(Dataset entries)
- - - - -
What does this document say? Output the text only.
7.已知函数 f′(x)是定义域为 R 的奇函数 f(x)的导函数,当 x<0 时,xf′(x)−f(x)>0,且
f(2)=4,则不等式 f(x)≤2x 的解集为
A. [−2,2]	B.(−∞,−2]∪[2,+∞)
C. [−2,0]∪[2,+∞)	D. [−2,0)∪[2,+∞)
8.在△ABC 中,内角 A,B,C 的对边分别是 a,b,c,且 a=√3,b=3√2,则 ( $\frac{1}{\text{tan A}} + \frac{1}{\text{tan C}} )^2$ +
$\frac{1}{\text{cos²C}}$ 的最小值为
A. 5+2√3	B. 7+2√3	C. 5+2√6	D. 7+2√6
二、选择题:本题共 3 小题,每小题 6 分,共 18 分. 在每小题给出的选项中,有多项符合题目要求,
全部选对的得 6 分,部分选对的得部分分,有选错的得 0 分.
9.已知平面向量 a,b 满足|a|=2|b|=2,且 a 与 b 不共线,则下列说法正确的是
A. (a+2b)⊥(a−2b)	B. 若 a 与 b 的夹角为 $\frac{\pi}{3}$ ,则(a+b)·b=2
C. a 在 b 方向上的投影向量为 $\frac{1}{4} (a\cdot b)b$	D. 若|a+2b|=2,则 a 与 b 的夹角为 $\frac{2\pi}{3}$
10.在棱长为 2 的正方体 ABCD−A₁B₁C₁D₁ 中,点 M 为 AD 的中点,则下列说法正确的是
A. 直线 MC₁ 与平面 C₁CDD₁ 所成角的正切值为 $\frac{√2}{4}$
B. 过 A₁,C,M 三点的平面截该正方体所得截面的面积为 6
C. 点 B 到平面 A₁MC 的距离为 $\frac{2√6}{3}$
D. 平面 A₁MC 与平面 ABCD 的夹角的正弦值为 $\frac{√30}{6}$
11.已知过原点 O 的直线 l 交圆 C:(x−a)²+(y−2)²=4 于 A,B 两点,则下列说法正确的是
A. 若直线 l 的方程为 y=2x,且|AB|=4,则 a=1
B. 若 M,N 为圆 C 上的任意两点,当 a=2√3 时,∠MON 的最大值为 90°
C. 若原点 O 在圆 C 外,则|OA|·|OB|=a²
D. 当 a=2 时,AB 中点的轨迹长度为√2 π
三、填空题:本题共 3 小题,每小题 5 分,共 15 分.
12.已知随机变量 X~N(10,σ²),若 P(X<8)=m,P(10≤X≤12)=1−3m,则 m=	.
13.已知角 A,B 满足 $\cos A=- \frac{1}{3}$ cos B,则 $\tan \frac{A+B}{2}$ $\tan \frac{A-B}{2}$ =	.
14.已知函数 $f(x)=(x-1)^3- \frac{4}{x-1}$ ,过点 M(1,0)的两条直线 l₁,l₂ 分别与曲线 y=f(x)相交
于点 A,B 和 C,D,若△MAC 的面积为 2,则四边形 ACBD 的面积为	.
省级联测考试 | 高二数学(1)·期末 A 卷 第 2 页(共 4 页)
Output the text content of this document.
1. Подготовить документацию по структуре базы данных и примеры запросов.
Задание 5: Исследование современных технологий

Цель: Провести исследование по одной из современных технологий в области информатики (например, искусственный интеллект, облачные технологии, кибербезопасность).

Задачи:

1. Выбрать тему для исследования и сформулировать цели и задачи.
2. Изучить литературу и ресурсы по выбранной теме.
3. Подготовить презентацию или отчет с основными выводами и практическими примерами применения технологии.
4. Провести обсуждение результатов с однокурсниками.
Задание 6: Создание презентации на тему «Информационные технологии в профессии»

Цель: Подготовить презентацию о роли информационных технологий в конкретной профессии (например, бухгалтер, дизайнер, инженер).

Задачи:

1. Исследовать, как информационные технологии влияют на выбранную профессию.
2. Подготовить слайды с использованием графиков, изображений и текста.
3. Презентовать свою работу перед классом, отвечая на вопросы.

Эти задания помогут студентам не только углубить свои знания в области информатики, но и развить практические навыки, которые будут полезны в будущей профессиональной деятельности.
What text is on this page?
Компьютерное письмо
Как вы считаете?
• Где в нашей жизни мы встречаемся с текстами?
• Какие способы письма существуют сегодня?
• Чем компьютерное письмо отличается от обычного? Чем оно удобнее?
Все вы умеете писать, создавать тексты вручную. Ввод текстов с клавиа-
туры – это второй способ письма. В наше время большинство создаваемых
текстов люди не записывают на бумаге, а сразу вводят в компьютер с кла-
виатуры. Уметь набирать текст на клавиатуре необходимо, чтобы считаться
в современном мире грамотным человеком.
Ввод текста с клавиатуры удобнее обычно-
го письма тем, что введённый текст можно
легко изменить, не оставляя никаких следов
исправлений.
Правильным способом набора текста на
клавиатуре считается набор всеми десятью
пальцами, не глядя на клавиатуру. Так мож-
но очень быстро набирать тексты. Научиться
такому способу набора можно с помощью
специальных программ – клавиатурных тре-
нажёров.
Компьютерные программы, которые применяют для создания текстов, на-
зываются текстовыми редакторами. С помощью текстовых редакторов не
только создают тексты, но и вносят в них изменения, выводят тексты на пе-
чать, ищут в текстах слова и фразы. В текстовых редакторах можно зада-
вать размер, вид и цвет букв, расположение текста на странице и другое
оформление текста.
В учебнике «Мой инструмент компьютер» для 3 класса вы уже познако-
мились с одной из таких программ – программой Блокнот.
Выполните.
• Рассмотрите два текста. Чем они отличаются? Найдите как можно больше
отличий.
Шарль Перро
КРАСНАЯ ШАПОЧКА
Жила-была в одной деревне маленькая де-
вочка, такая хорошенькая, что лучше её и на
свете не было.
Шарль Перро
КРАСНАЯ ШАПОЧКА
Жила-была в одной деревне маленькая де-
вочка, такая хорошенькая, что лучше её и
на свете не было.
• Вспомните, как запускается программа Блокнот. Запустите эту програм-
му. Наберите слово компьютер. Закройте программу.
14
- - - - -
WHAT IS ASKED: Copy every line in the records above that contains the word "письмо".

TASK RESPONSE:
Компьютерное письмо
• Чем компьютерное письмо отличается от обычного? Чем оно удобнее?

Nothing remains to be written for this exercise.